» **Objective**: Scan the entries below. List each line with "name".

────────────────────────────────────────

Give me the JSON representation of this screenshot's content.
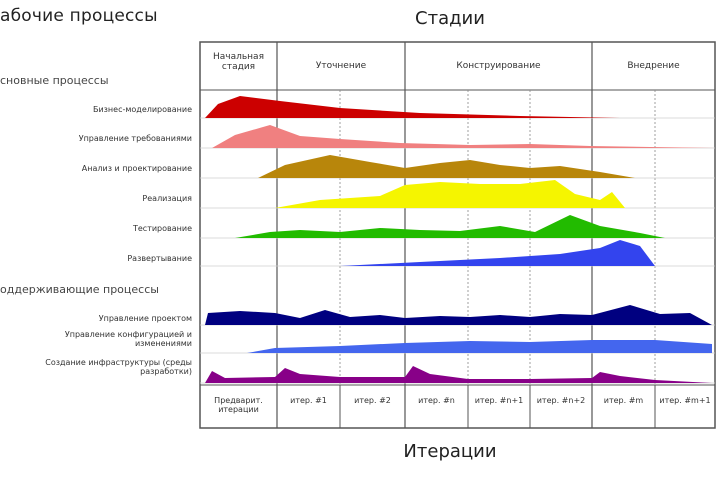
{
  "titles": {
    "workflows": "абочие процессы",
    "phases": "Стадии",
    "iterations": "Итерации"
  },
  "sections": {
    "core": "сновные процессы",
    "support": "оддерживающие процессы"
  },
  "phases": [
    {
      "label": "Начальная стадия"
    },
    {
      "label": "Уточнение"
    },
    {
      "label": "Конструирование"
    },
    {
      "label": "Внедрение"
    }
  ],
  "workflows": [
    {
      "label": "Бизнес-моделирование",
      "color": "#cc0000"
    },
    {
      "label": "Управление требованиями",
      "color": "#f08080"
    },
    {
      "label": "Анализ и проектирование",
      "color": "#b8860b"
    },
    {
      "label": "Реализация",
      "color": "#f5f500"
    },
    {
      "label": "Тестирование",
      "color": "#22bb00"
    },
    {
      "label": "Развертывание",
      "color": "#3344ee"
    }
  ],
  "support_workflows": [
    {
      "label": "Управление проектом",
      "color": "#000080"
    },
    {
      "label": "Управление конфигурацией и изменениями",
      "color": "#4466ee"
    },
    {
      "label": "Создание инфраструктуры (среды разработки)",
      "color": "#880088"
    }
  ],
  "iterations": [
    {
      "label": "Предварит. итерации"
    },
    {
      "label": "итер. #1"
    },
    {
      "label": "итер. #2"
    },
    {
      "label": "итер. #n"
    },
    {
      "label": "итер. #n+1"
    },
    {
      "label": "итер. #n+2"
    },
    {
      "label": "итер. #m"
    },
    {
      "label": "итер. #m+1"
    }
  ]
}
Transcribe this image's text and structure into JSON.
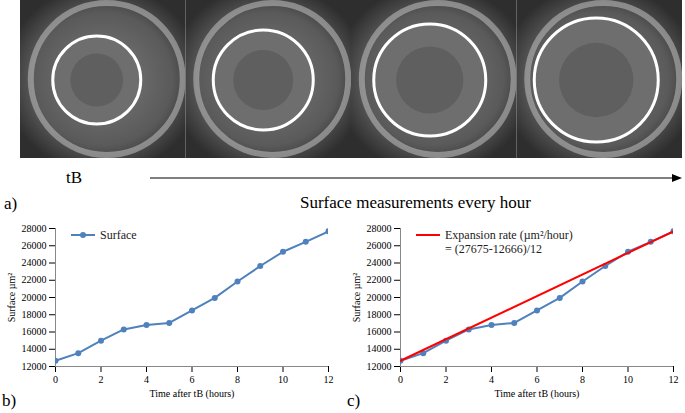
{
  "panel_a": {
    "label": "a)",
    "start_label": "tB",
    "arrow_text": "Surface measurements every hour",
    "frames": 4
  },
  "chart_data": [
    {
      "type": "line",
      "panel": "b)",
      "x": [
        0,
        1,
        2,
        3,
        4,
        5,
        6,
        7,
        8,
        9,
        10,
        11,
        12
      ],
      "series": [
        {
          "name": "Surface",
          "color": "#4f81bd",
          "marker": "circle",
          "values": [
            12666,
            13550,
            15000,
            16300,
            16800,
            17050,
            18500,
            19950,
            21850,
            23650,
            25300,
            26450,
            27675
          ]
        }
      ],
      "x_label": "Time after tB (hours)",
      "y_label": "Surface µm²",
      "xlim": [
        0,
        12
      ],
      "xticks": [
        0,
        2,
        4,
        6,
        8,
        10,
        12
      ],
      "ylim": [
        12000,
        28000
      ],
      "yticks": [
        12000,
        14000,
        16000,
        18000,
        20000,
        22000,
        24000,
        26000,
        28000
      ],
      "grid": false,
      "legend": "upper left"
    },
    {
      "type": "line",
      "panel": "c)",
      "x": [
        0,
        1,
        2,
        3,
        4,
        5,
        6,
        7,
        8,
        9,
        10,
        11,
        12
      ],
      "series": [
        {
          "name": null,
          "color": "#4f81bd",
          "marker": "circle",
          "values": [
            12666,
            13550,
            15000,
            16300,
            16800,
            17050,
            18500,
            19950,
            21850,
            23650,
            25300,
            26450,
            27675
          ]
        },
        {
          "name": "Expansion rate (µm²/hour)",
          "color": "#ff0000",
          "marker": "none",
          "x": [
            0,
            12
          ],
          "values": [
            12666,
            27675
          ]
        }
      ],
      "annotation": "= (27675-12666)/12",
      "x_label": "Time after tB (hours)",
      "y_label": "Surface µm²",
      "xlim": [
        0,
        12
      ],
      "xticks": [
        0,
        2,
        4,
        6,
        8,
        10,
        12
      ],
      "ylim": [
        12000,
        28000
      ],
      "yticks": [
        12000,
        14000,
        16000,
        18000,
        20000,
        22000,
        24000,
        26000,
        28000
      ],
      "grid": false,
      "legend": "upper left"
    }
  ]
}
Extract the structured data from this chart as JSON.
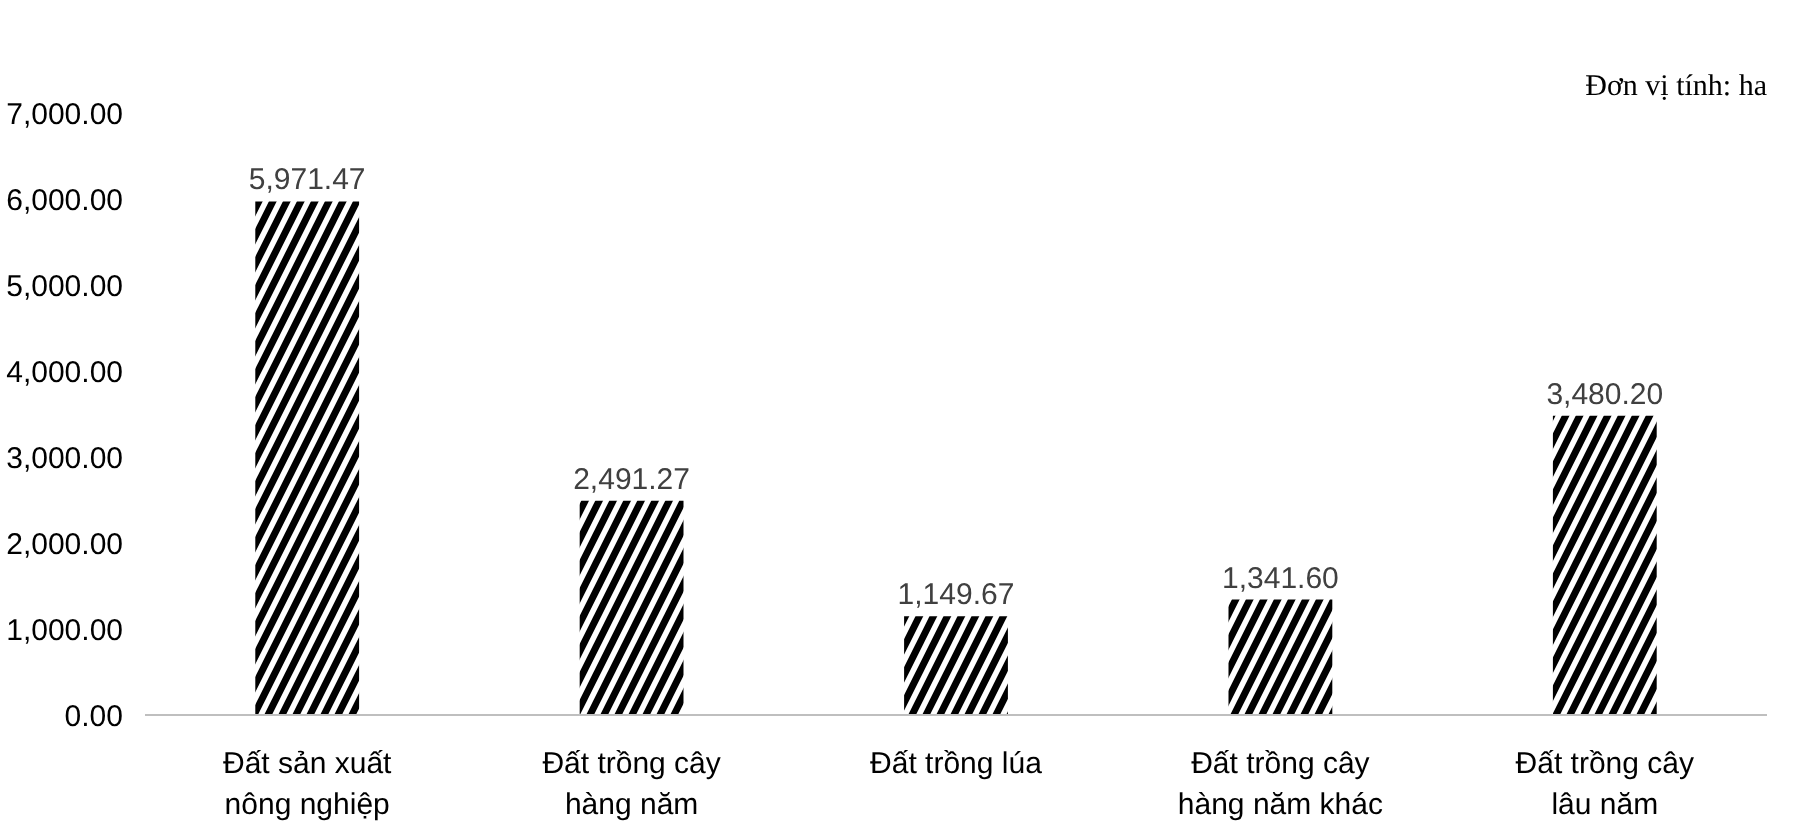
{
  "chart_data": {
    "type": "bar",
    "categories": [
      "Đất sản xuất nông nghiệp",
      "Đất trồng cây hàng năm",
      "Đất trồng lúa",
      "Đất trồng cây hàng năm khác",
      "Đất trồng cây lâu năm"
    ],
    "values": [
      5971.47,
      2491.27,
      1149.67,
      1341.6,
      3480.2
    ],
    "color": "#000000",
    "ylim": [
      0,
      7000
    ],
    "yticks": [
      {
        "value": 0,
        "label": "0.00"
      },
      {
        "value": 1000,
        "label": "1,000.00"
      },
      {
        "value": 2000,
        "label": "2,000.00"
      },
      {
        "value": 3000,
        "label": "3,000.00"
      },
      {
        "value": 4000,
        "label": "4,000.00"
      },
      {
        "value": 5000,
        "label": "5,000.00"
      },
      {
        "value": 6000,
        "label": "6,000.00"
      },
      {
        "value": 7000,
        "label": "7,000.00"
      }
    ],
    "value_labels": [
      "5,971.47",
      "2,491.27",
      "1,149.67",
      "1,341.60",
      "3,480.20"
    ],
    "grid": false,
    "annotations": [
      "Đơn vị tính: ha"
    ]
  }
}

────────────────────────────────────────

» **Result for this task**:
          "name": "Surface",
          "name": null,
          "name": "Expansion rate (µm²/hour)",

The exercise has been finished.